> _AIM OF THE TASK_: Return the listing below in full, with every line exactly as it is.

[Stored entries]
* * * *

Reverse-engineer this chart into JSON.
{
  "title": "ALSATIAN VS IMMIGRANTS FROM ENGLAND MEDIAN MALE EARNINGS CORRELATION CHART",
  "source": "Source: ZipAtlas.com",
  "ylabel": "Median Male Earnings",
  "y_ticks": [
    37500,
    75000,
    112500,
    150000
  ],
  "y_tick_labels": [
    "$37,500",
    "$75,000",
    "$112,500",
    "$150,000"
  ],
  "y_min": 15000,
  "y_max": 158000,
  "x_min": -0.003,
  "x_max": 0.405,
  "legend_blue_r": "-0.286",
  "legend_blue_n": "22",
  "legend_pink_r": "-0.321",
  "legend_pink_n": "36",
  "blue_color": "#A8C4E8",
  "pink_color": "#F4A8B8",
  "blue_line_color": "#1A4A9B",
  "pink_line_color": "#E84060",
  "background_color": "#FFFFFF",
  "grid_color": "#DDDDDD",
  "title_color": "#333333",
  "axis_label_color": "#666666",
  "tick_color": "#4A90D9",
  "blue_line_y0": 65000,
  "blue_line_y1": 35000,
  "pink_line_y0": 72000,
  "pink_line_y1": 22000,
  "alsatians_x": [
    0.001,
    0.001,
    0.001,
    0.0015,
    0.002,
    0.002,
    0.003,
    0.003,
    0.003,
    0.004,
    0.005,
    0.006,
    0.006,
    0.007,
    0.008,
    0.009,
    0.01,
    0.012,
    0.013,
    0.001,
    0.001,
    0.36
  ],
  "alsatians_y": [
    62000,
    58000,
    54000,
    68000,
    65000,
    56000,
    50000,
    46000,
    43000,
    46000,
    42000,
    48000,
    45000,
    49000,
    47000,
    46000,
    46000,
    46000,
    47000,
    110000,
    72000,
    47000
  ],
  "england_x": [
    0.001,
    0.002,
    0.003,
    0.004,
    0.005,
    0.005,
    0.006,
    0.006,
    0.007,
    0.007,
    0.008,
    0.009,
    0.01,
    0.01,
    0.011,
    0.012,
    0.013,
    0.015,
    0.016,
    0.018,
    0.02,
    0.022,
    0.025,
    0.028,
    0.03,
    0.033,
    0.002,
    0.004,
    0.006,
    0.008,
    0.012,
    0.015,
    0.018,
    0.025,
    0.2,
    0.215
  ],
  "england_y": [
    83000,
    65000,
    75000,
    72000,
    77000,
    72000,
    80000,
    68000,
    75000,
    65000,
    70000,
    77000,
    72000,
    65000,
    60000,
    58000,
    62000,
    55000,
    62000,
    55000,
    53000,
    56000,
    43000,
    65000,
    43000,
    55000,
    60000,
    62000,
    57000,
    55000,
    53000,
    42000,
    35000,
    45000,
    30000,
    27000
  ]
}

* * * *

> _RESULT OF THIS EXERCISE_:
Reverse-engineer this chart into JSON.
{
  "title": "ALSATIAN VS IMMIGRANTS FROM ENGLAND MEDIAN MALE EARNINGS CORRELATION CHART",
  "source": "Source: ZipAtlas.com",
  "ylabel": "Median Male Earnings",
  "y_ticks": [
    37500,
    75000,
    112500,
    150000
  ],
  "y_tick_labels": [
    "$37,500",
    "$75,000",
    "$112,500",
    "$150,000"
  ],
  "y_min": 15000,
  "y_max": 158000,
  "x_min": -0.003,
  "x_max": 0.405,
  "legend_blue_r": "-0.286",
  "legend_blue_n": "22",
  "legend_pink_r": "-0.321",
  "legend_pink_n": "36",
  "blue_color": "#A8C4E8",
  "pink_color": "#F4A8B8",
  "blue_line_color": "#1A4A9B",
  "pink_line_color": "#E84060",
  "background_color": "#FFFFFF",
  "grid_color": "#DDDDDD",
  "title_color": "#333333",
  "axis_label_color": "#666666",
  "tick_color": "#4A90D9",
  "blue_line_y0": 65000,
  "blue_line_y1": 35000,
  "pink_line_y0": 72000,
  "pink_line_y1": 22000,
  "alsatians_x": [
    0.001,
    0.001,
    0.001,
    0.0015,
    0.002,
    0.002,
    0.003,
    0.003,
    0.003,
    0.004,
    0.005,
    0.006,
    0.006,
    0.007,
    0.008,
    0.009,
    0.01,
    0.012,
    0.013,
    0.001,
    0.001,
    0.36
  ],
  "alsatians_y": [
    62000,
    58000,
    54000,
    68000,
    65000,
    56000,
    50000,
    46000,
    43000,
    46000,
    42000,
    48000,
    45000,
    49000,
    47000,
    46000,
    46000,
    46000,
    47000,
    110000,
    72000,
    47000
  ],
  "england_x": [
    0.001,
    0.002,
    0.003,
    0.004,
    0.005,
    0.005,
    0.006,
    0.006,
    0.007,
    0.007,
    0.008,
    0.009,
    0.01,
    0.01,
    0.011,
    0.012,
    0.013,
    0.015,
    0.016,
    0.018,
    0.02,
    0.022,
    0.025,
    0.028,
    0.03,
    0.033,
    0.002,
    0.004,
    0.006,
    0.008,
    0.012,
    0.015,
    0.018,
    0.025,
    0.2,
    0.215
  ],
  "england_y": [
    83000,
    65000,
    75000,
    72000,
    77000,
    72000,
    80000,
    68000,
    75000,
    65000,
    70000,
    77000,
    72000,
    65000,
    60000,
    58000,
    62000,
    55000,
    62000,
    55000,
    53000,
    56000,
    43000,
    65000,
    43000,
    55000,
    60000,
    62000,
    57000,
    55000,
    53000,
    42000,
    35000,
    45000,
    30000,
    27000
  ]
}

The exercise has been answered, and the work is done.